▸ OBJETIVO PROPOSTO 1
As afirmações (a) O documentário Prohibition foi exibido originalmente em 2011 pela PBS; (b) Prohibition está dividido em cinco capítulos; (c) a série Jazz tem dez capítulos de duas horas estão de acordo com o trecho sobre o documentário Prohibition? Responda sim ou não para cada uma e cite as palavras do trecho que decidem a resposta.
▸ OBJETIVO PROPOSTO 2
Quais numerais cardinais aparecem escritos por extenso no trecho sobre o documentário Prohibition? Liste todos.
▸ OBJETIVO PROPOSTO 3
Como continua o texto sobre o documentário Prohibition depois da última frase? Escreva a continuação.

▸ TRECHO SELECIONADO
------------------------------------------------------------------------

Se você estiver interessado em entender o desastre que costuma ser – pelo menos no mundo civilizado – impor padrões morais por decreto, corra para acessar o documentário Prohibition, na Netflix (exibido originalmente em 2011 pela PBS).
As cinco horas do filme, divididas em três capítulos, trazem a assinatura talentosa de Ken Burns, diretor e roteirista da série Jazz(PBS, 2001, dez capítulos de duas horas). Na verdade, a chamada Era do Jazz e a Lei Seca quase que se sobrepõem perfeitamente e Ken Burns sente-se em casa naquela América trepidantemente devassa e ao mesmo tempo hipocritamente pudica das primeiras décadas do século XX.

------------------------------------------------------------------------

▸ EXTRATO DE DADOS
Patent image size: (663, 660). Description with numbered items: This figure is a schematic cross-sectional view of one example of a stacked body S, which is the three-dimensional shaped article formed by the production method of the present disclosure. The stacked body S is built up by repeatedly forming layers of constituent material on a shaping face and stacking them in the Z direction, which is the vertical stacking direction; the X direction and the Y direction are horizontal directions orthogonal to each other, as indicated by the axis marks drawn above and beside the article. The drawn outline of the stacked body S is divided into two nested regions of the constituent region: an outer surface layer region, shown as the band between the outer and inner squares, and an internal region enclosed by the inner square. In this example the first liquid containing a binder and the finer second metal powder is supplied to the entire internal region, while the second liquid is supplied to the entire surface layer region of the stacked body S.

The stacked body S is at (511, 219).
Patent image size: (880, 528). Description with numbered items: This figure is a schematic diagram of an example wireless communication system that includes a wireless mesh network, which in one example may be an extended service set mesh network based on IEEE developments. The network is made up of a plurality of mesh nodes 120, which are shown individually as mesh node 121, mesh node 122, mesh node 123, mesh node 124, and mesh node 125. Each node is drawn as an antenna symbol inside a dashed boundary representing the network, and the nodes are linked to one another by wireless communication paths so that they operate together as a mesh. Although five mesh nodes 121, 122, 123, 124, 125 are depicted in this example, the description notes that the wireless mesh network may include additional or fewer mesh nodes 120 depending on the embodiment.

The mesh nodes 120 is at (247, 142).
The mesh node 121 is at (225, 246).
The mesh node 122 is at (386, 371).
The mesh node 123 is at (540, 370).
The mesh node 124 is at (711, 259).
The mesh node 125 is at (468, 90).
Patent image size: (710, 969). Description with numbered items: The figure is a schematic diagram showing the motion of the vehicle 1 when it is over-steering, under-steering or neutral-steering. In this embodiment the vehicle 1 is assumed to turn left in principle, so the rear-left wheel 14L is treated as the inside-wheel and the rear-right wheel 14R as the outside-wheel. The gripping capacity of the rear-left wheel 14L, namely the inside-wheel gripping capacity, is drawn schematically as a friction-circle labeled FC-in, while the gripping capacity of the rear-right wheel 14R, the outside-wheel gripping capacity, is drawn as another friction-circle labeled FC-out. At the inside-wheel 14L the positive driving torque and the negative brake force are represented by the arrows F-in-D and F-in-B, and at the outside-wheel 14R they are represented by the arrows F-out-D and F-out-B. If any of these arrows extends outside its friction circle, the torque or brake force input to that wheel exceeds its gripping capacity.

------------------------------------------------------------------------

▸ RESPOSTA ESPERADA 1
(a) Sim: "exibido originalmente em 2011 pela PBS".
(b) Não: "As cinco horas do filme, divididas em três capítulos".
(c) Sim: "dez capítulos de duas horas".

▸ RESPOSTA ESPERADA 2
cinco, três, dez, duas

▸ RESPOSTA ESPERADA 3
O tema de Prohibition remete a cem anos atrás, quando a pressão das Ligas de Temperança, dos púlpitos das igrejas cristãs e dos políticos conservadores do Midwest, confluiu para o Congresso americano e conseguiu fazer aprovar, em dezembro de 1917, a proibição de venda e consumo de toda e qualquer bebida alcoólica em território dos Estados Unidos.
O embargo precisou de uma emenda constitucional, a Emenda 18 – pelo número dá para ver que emendar a Constituição era fato raro na história parlamentar do país. Era draconiana, a emenda. Interditava a “manufatura, venda, ou transporte de bebidas intoxicantes”, além de sua importação. Exigia dois terços dos votos na Câmara e no Senado e, enfim, passou. Mas tinha de ser ratificada em pelo menos 33 dos 48 estados da União.
Não foi difícil. Marchadeiras tomavam as ruas batendo bumbos e solfejando cânticos com ameaças aos hereges contrários ao banimento. Elas se postavam diante dos bares, constrangendo a entrada da clientela. Chegaram, em alguns casos, a invadir e depredar as prateleiras, com categóricas bengaladas. Por precaução, os donos de saloons trataram de aderir à causa.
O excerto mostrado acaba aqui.